**What this task involves:** Comb the records below for the string "JSON" and copy each line where it turns up.

-------- Extracted records --------

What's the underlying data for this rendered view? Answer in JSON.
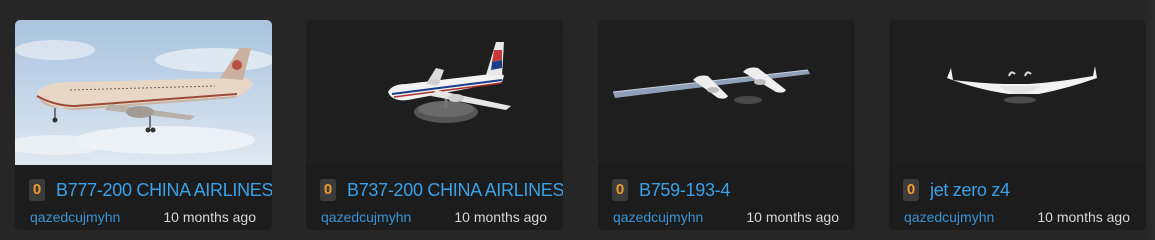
{
  "cards": [
    {
      "count": "0",
      "title": "B777-200 CHINA AIRLINES",
      "author": "qazedcujmyhn",
      "time": "10 months ago",
      "thumbnail_icon": "airplane-sky-photo"
    },
    {
      "count": "0",
      "title": "B737-200 CHINA AIRLINES",
      "author": "qazedcujmyhn",
      "time": "10 months ago",
      "thumbnail_icon": "airplane-on-stand"
    },
    {
      "count": "0",
      "title": "B759-193-4",
      "author": "qazedcujmyhn",
      "time": "10 months ago",
      "thumbnail_icon": "long-wing-aircraft"
    },
    {
      "count": "0",
      "title": "jet zero z4",
      "author": "qazedcujmyhn",
      "time": "10 months ago",
      "thumbnail_icon": "blended-wing-aircraft"
    }
  ],
  "colors": {
    "background": "#262626",
    "card": "#1b1b1b",
    "title": "#3aa0e8",
    "badge_text": "#f29a2e"
  }
}
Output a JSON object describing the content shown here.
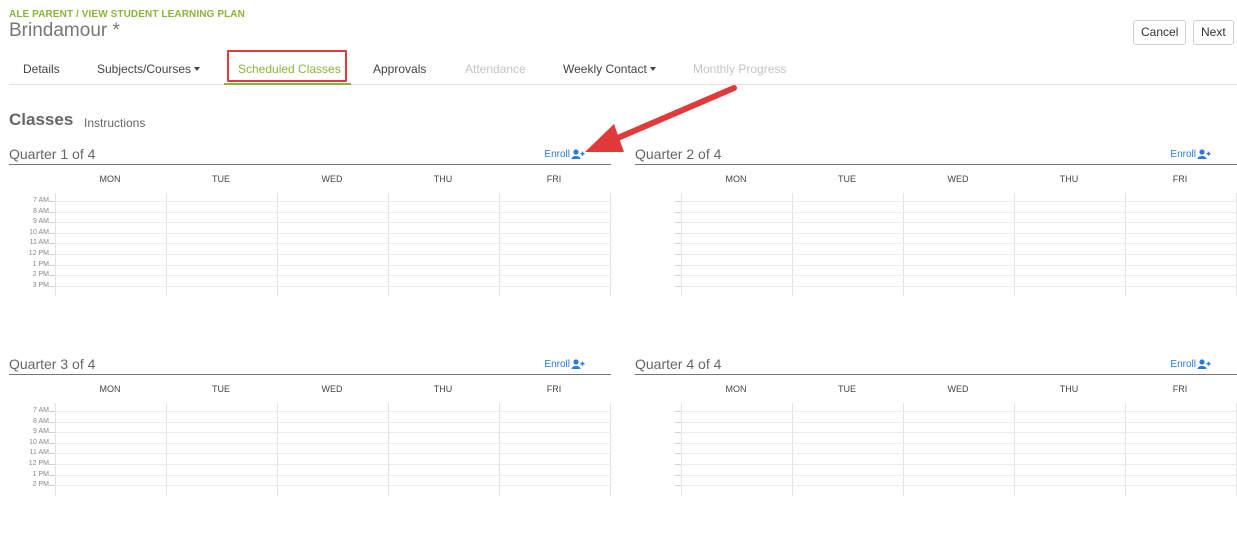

--------

**Reply:**
What's the underlying data for this rendered view? Answer in JSON.
Output a JSON object describing the content shown here.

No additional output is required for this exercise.